** SET PROBLEM **
Search the material below for the string "Electrodes" and list each line that holds it.
======
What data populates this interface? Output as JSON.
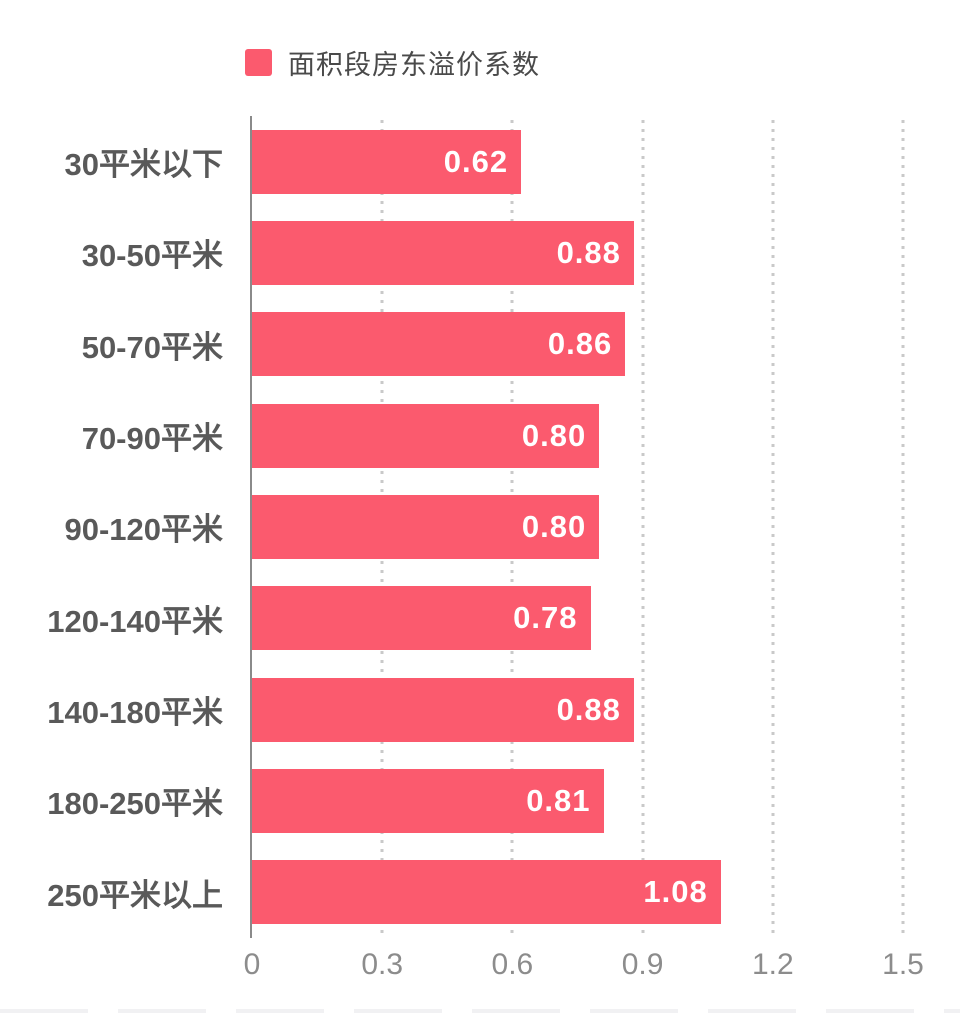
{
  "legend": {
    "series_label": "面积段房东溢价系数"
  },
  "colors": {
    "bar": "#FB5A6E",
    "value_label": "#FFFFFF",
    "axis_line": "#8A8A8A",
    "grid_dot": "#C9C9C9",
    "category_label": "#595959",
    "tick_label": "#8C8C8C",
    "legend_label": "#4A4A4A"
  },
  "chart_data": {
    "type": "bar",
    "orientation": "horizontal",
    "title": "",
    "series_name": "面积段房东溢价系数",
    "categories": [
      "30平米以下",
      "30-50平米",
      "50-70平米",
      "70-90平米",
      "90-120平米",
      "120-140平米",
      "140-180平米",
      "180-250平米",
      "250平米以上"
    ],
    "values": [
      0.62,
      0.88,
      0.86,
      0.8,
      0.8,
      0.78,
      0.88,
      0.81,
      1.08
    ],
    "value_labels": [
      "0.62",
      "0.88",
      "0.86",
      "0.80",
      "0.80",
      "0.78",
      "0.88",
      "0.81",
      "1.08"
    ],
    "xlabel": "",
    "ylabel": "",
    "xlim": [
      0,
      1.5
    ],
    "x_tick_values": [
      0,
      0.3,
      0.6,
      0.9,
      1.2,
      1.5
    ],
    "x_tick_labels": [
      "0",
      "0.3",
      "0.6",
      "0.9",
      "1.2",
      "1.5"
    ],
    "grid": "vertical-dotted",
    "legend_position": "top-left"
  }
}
======
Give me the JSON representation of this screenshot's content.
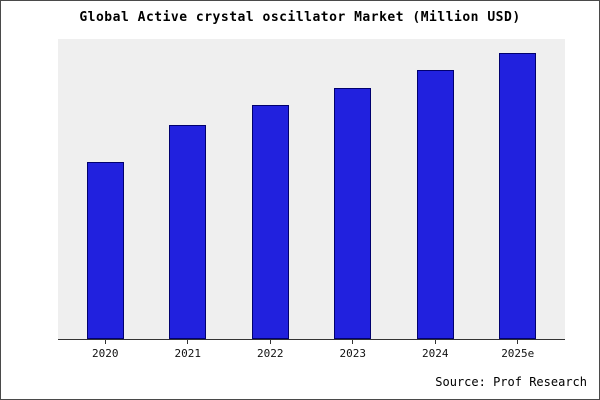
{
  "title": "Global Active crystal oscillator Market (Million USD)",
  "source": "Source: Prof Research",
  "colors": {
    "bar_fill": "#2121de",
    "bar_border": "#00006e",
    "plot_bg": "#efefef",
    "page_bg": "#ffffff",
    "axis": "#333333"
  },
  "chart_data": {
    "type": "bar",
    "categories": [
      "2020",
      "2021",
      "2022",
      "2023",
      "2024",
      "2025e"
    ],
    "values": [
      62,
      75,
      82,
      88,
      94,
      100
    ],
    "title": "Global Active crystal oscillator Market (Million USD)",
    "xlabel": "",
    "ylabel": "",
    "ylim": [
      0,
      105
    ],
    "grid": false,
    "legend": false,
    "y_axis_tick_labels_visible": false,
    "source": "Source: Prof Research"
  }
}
======
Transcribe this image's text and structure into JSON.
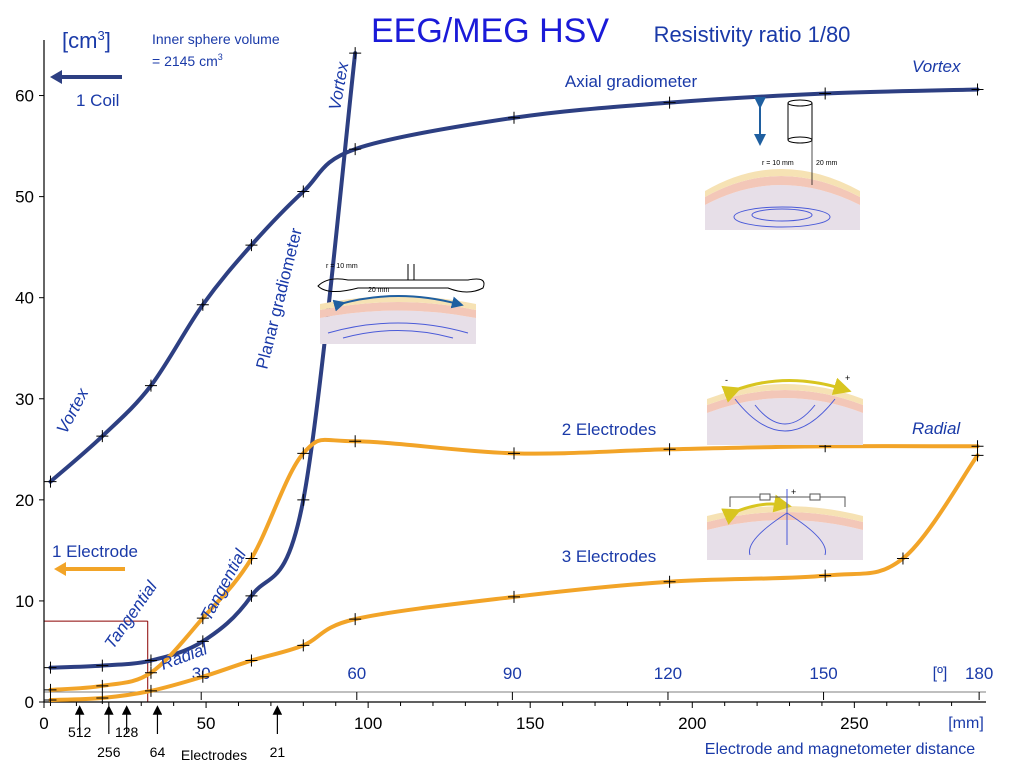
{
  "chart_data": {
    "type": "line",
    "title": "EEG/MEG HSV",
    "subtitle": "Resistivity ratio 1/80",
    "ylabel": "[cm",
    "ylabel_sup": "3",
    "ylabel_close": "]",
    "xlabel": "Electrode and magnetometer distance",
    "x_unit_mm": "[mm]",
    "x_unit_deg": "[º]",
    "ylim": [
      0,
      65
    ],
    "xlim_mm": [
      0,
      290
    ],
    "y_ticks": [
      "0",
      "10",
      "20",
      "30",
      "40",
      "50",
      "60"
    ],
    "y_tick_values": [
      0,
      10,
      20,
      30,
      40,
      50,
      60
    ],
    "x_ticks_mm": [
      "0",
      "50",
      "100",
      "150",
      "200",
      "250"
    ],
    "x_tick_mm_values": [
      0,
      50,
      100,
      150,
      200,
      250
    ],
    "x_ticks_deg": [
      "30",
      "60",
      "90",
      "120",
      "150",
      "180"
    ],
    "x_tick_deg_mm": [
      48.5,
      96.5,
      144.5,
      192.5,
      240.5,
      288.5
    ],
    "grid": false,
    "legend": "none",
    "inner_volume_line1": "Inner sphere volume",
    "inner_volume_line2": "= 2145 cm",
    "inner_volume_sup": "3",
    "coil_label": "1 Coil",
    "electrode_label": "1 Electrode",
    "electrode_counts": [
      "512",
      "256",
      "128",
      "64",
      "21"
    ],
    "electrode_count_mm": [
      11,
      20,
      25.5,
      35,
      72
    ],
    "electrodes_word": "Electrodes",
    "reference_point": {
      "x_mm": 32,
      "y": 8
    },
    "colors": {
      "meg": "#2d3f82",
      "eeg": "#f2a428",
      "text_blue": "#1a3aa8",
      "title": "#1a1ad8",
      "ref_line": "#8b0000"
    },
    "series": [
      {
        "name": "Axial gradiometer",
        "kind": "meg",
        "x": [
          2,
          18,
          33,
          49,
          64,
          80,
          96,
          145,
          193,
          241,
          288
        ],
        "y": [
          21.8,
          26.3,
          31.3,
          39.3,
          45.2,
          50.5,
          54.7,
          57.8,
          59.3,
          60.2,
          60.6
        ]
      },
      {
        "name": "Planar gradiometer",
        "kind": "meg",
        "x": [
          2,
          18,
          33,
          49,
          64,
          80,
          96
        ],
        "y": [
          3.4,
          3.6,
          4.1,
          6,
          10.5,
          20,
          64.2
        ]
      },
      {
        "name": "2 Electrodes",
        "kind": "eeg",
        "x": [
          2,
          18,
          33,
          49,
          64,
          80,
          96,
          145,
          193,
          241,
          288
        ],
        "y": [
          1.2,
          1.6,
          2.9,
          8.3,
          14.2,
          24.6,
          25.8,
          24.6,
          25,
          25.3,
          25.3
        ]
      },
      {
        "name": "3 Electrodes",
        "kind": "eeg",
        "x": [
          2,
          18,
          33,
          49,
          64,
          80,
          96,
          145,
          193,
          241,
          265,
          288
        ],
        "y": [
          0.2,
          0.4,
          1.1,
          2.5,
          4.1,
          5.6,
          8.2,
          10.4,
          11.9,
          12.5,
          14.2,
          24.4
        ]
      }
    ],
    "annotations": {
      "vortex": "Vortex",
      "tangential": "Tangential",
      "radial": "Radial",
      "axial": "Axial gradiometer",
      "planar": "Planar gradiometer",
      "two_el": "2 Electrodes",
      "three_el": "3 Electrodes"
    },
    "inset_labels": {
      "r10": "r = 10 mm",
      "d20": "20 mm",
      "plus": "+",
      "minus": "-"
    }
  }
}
======
** EXERCISE ANSWER **
    "electrodes_word": "Electrodes",
        "name": "2 Electrodes",
        "name": "3 Electrodes",
      "two_el": "2 Electrodes",
      "three_el": "3 Electrodes"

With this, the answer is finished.